> [Work to be completed]: Consider the data that follows and state how many lines contain the string "each", using the number alone.

> [Raw records]:
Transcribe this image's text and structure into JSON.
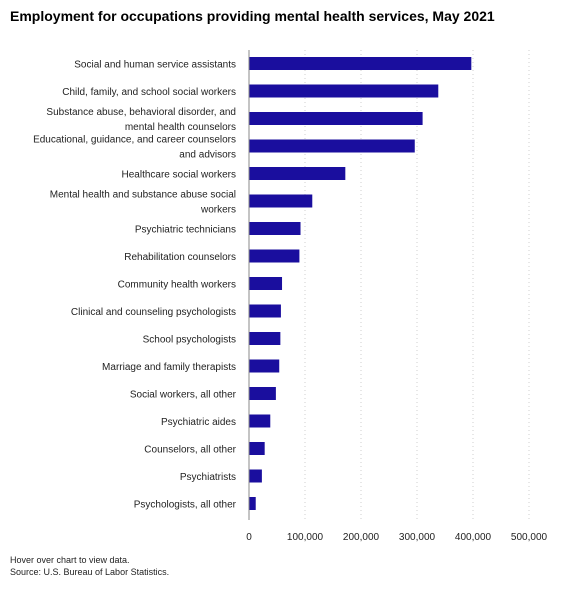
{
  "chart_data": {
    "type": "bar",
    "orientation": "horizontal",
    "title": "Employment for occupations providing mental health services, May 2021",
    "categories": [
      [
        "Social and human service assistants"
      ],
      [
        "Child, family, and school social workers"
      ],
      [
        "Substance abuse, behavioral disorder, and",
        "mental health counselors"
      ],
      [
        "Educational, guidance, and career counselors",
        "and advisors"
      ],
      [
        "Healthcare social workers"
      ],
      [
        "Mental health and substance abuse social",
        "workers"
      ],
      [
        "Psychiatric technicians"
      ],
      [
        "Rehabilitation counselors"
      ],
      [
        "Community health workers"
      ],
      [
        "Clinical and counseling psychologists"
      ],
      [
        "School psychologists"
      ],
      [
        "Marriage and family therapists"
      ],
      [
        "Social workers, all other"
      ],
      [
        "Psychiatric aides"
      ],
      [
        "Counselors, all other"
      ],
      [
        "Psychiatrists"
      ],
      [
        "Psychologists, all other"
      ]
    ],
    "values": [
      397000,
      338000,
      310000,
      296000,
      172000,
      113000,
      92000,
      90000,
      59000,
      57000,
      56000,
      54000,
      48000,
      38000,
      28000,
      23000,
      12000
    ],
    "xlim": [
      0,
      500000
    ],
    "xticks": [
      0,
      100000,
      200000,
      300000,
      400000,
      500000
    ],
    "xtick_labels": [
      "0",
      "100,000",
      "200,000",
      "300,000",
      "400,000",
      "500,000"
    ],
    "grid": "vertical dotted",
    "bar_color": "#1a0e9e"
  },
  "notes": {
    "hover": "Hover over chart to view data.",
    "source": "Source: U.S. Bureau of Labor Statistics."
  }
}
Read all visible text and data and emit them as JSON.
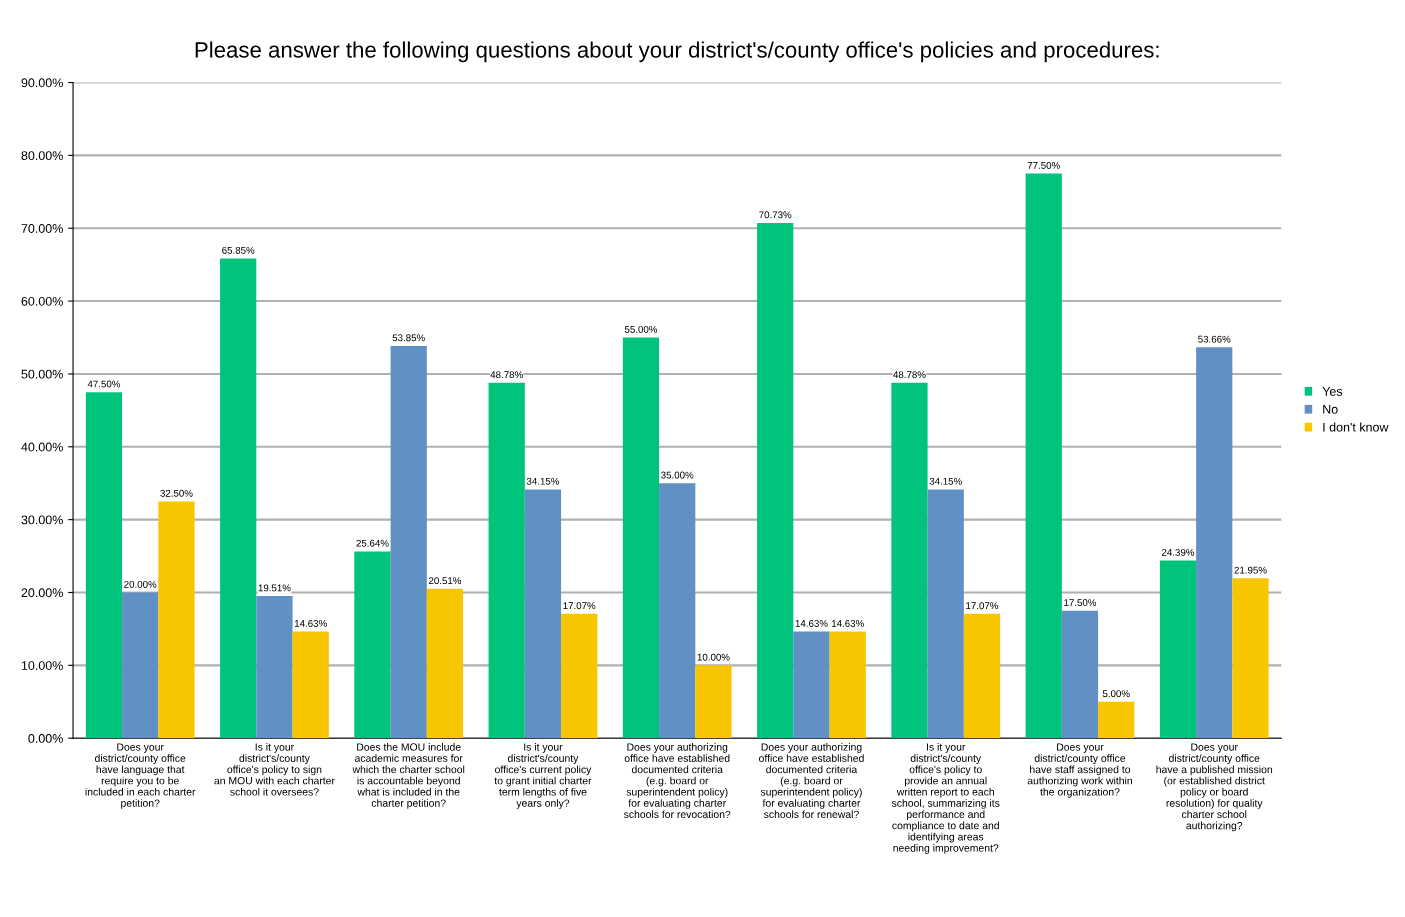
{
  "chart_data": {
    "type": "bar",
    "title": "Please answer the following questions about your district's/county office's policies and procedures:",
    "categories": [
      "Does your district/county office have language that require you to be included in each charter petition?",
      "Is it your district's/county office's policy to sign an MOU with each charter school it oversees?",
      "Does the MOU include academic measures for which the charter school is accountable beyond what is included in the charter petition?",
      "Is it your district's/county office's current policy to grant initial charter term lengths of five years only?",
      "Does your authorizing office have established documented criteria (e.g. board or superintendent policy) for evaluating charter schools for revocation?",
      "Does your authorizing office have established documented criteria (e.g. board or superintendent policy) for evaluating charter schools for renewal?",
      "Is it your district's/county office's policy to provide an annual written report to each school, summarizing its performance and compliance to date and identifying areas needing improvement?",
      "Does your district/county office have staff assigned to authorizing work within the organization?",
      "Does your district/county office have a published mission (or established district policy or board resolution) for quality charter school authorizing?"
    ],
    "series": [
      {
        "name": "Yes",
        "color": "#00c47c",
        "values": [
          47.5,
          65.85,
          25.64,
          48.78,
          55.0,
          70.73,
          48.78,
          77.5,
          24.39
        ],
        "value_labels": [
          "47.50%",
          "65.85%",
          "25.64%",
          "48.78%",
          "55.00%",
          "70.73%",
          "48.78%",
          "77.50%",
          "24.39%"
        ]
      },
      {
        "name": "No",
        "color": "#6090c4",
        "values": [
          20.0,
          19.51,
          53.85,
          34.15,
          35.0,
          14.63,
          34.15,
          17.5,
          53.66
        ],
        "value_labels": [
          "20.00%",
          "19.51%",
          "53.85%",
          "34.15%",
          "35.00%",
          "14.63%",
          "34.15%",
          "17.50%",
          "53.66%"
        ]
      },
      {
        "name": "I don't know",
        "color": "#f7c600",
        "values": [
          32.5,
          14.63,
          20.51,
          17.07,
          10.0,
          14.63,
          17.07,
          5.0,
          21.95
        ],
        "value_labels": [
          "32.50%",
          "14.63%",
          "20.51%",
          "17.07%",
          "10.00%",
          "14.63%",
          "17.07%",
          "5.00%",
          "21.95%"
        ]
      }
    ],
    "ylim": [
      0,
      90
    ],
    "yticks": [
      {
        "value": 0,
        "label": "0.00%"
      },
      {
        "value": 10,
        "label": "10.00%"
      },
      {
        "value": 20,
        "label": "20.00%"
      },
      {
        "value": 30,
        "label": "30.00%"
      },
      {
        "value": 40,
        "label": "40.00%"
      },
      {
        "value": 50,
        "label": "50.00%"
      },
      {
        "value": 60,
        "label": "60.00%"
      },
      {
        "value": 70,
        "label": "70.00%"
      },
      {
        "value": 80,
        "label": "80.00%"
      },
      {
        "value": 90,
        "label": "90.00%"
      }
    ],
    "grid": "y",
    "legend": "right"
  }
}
--
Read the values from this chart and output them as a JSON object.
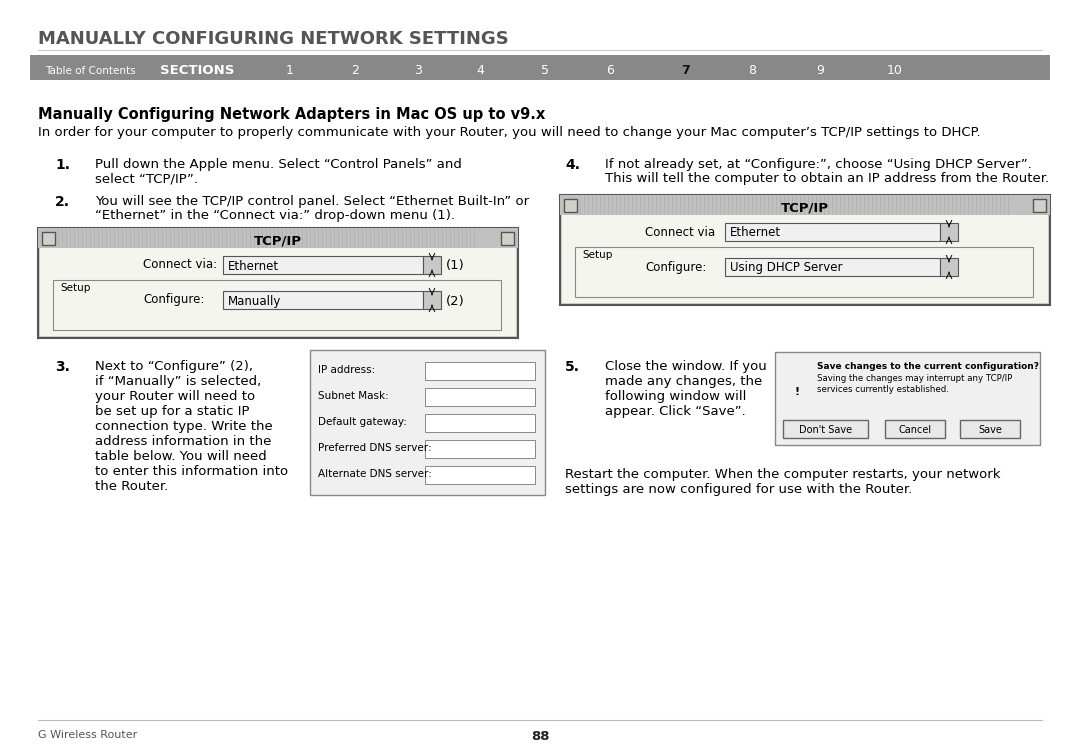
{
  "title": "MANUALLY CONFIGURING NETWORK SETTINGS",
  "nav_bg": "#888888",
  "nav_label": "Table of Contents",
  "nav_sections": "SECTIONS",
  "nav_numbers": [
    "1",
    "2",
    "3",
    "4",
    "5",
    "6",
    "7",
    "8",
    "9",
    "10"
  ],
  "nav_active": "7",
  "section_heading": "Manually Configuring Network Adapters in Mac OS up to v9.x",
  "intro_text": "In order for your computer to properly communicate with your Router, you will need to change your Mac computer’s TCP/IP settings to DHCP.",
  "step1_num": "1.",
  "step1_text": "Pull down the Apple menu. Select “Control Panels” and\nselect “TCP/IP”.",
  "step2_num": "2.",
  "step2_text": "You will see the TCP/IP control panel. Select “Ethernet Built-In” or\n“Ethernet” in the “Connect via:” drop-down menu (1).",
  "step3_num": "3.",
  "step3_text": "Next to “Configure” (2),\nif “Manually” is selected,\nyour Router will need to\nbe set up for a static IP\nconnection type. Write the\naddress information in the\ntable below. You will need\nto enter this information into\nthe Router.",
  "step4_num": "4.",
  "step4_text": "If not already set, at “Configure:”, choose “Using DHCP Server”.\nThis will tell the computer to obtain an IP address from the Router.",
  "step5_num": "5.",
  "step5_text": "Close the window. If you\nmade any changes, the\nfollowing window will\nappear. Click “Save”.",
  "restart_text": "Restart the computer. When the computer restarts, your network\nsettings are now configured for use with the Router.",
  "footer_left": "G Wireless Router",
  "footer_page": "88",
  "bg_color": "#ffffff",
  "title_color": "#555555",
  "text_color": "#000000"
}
--
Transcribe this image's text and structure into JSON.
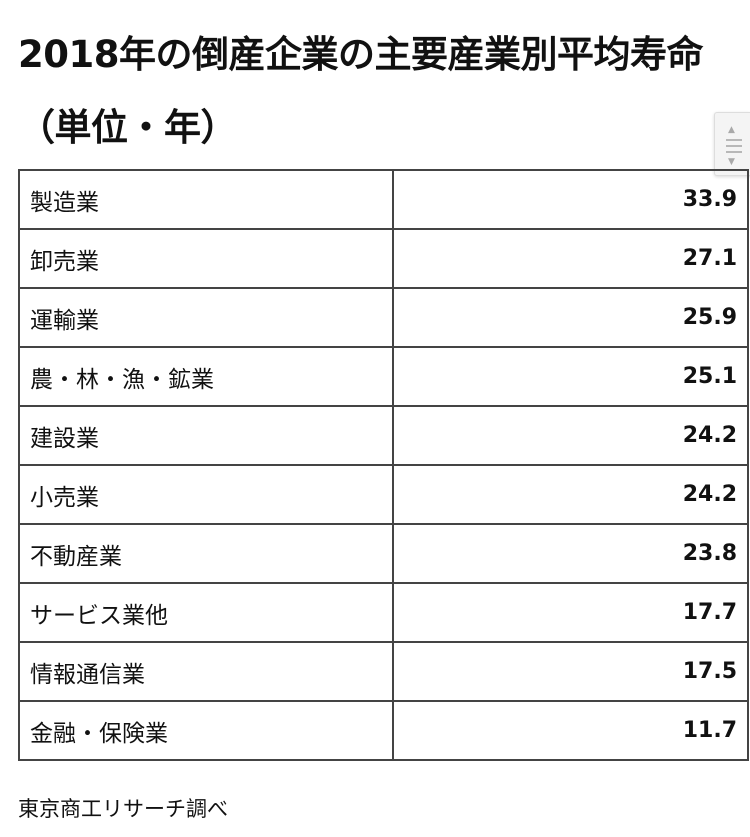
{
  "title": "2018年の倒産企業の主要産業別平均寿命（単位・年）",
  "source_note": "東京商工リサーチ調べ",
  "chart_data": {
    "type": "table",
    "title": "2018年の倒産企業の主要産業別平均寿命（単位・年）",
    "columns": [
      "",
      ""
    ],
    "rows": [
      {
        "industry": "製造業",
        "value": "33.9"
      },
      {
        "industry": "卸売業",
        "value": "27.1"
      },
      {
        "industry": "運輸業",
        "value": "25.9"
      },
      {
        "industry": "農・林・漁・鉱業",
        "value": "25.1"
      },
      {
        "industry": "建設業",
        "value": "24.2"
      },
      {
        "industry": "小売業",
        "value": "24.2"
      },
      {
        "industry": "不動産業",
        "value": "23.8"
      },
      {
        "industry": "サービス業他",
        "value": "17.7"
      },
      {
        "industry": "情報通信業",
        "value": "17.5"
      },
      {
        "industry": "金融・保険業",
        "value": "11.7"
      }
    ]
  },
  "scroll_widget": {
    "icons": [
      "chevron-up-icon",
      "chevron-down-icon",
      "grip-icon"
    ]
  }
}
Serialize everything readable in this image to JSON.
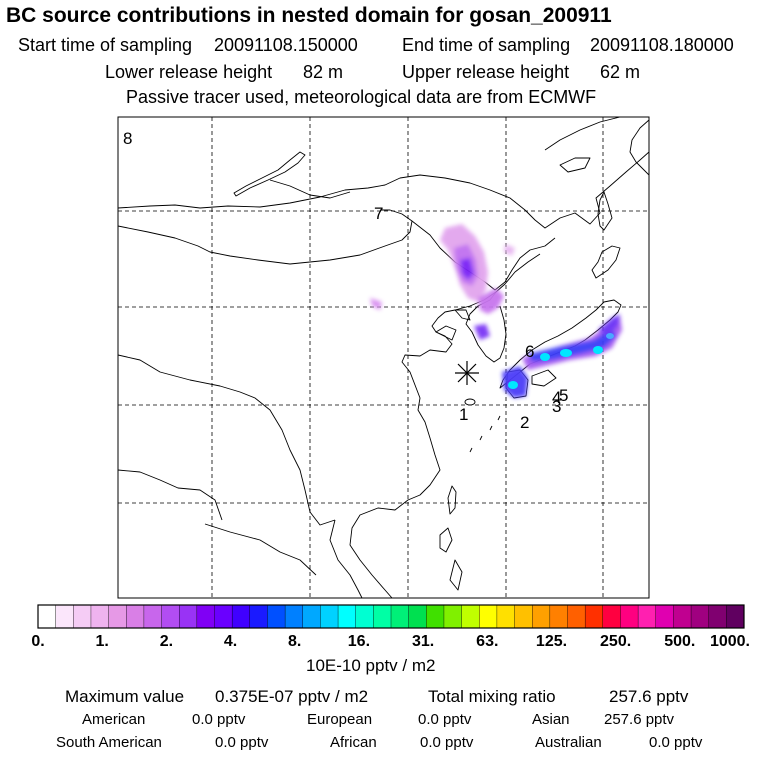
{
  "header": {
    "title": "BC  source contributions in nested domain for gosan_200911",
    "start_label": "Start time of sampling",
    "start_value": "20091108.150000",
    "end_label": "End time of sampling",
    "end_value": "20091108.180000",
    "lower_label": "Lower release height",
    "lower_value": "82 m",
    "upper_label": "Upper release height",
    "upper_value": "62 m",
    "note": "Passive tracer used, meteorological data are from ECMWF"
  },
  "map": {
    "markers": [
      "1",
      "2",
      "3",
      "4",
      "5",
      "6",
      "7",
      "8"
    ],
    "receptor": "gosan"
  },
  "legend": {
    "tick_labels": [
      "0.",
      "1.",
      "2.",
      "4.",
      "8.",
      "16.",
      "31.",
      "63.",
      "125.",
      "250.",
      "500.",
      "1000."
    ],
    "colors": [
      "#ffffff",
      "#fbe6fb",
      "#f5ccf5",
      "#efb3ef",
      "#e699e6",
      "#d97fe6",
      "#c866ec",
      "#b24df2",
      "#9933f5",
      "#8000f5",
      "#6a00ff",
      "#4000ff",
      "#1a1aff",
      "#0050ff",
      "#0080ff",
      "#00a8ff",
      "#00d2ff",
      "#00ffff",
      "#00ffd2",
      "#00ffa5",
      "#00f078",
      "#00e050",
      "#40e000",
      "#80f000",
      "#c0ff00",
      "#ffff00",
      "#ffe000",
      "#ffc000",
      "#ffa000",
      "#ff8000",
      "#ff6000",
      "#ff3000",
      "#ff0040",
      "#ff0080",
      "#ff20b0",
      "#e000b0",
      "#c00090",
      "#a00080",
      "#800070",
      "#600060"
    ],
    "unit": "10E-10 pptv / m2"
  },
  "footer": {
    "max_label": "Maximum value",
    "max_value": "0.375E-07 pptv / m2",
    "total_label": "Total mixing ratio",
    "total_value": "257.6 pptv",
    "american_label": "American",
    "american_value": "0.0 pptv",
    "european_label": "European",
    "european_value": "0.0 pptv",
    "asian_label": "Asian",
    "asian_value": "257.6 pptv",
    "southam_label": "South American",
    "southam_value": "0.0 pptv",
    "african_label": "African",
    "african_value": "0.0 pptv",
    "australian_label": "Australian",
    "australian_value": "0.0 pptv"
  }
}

> [Answer to this task]: 3